──────── DATASET RECORDS

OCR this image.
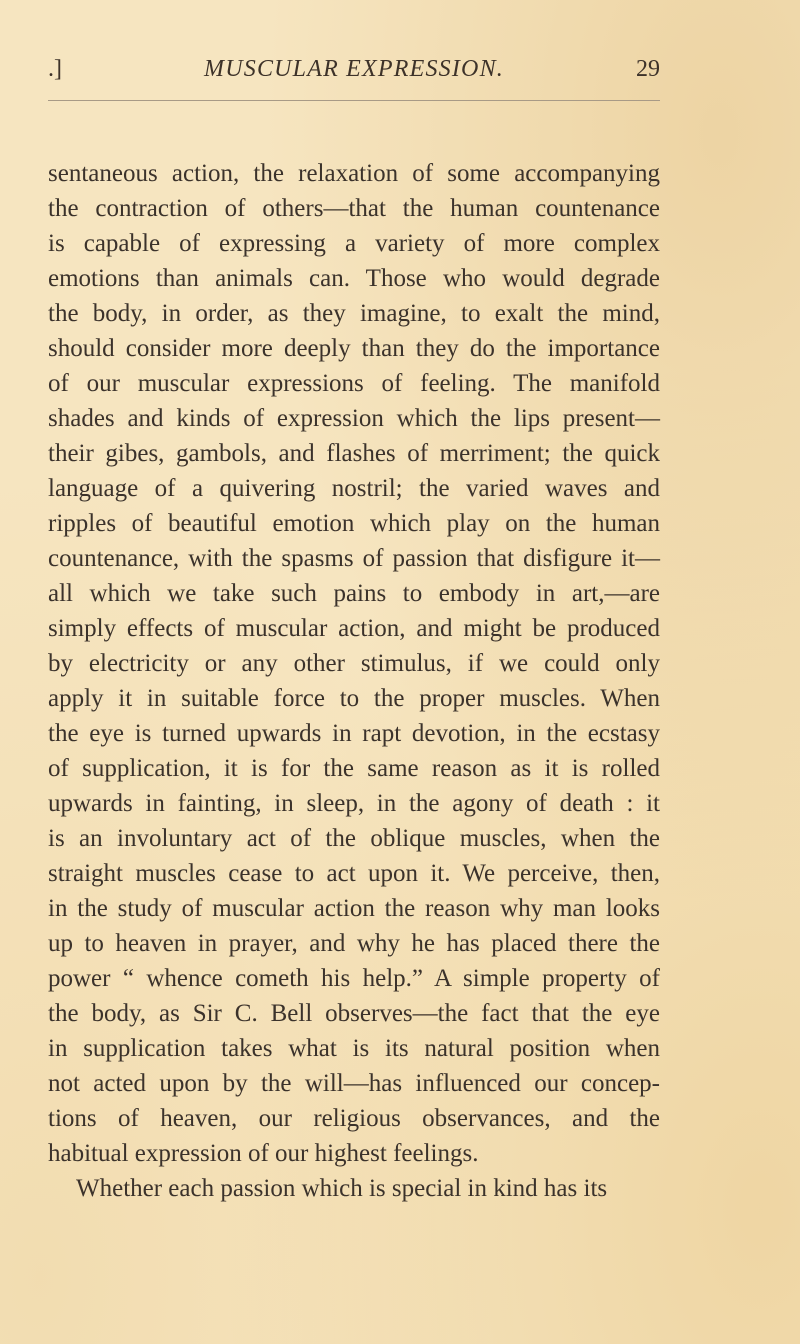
.]	MUSCULAR EXPRESSION.	29
sentaneous action, the relaxation of some accompanying
the contraction of others—that the human countenance
is capable of expressing a variety of more complex
emotions than animals can. Those who would degrade
the body, in order, as they imagine, to exalt the mind,
should consider more deeply than they do the importance
of our muscular expressions of feeling. The manifold
shades and kinds of expression which the lips present—
their gibes, gambols, and flashes of merriment; the quick
language of a quivering nostril; the varied waves and
ripples of beautiful emotion which play on the human
countenance, with the spasms of passion that disfigure it—
all which we take such pains to embody in art,—are
simply effects of muscular action, and might be produced
by electricity or any other stimulus, if we could only
apply it in suitable force to the proper muscles. When
the eye is turned upwards in rapt devotion, in the ecstasy
of supplication, it is for the same reason as it is rolled
upwards in fainting, in sleep, in the agony of death : it
is an involuntary act of the oblique muscles, when the
straight muscles cease to act upon it. We perceive, then,
in the study of muscular action the reason why man looks
up to heaven in prayer, and why he has placed there the
power “ whence cometh his help.” A simple property of
the body, as Sir C. Bell observes—the fact that the eye
in supplication takes what is its natural position when
not acted upon by the will—has influenced our concep-
tions of heaven, our religious observances, and the
habitual expression of our highest feelings.
Whether each passion which is special in kind has its
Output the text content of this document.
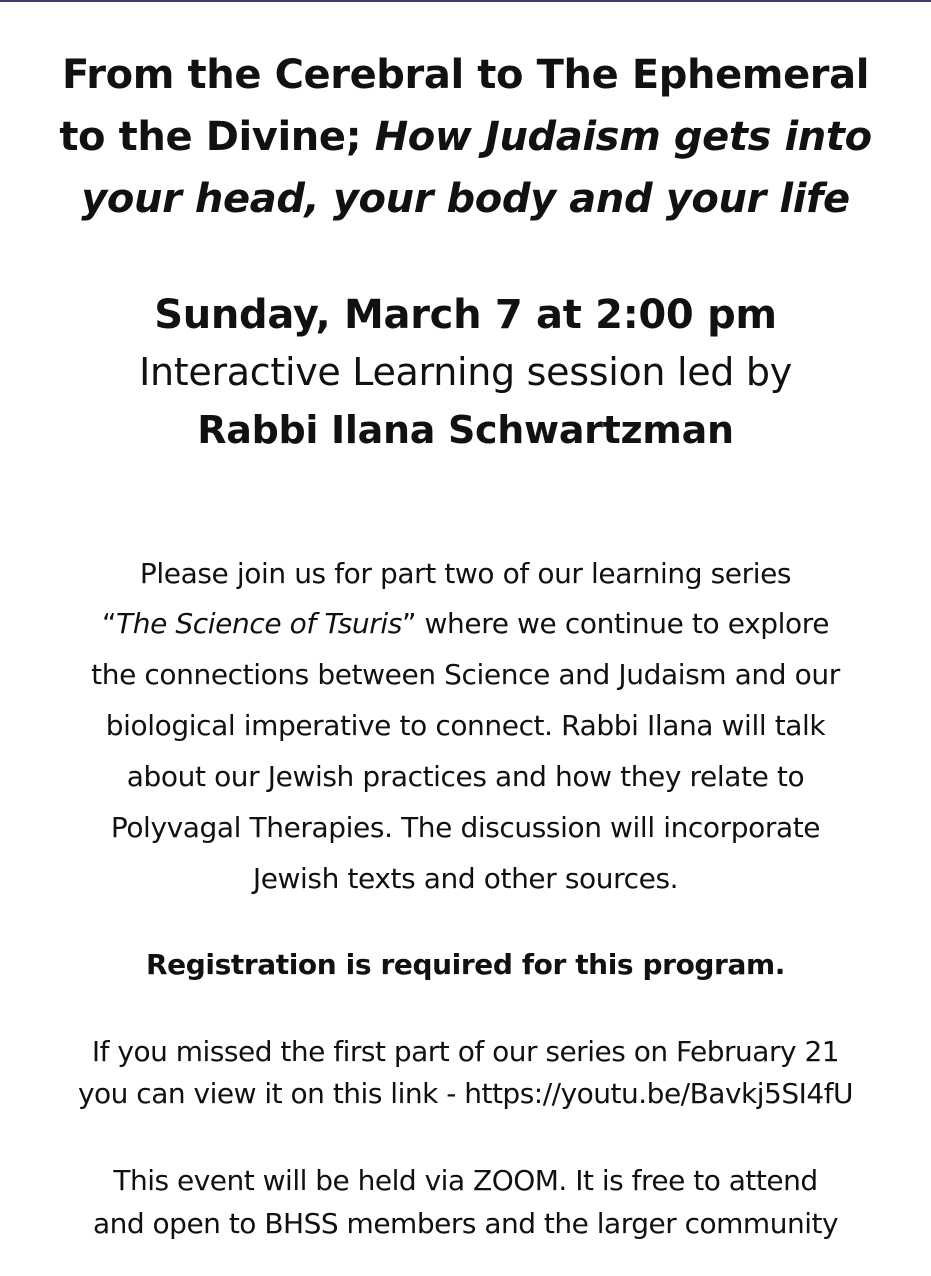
From the Cerebral to The Ephemeral
to the Divine; How Judaism gets into
your head, your body and your life
Sunday, March 7 at 2:00 pm
Interactive Learning session led by
Rabbi Ilana Schwartzman
Please join us for part two of our learning series
“The Science of Tsuris” where we continue to explore
the connections between Science and Judaism and our
biological imperative to connect. Rabbi Ilana will talk
about our Jewish practices and how they relate to
Polyvagal Therapies. The discussion will incorporate
Jewish texts and other sources.
Registration is required for this program.
If you missed the first part of our series on February 21
you can view it on this link - https://youtu.be/Bavkj5SI4fU
This event will be held via ZOOM. It is free to attend
and open to BHSS members and the larger community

────────────────

WHAT YOU NEED TO DO →
Identify each line holding the string "supplication", and copy it out.

RESULT FOR THIS EXERCISE →
of supplication, it is for the same reason as it is rolled
in supplication takes what is its natural position when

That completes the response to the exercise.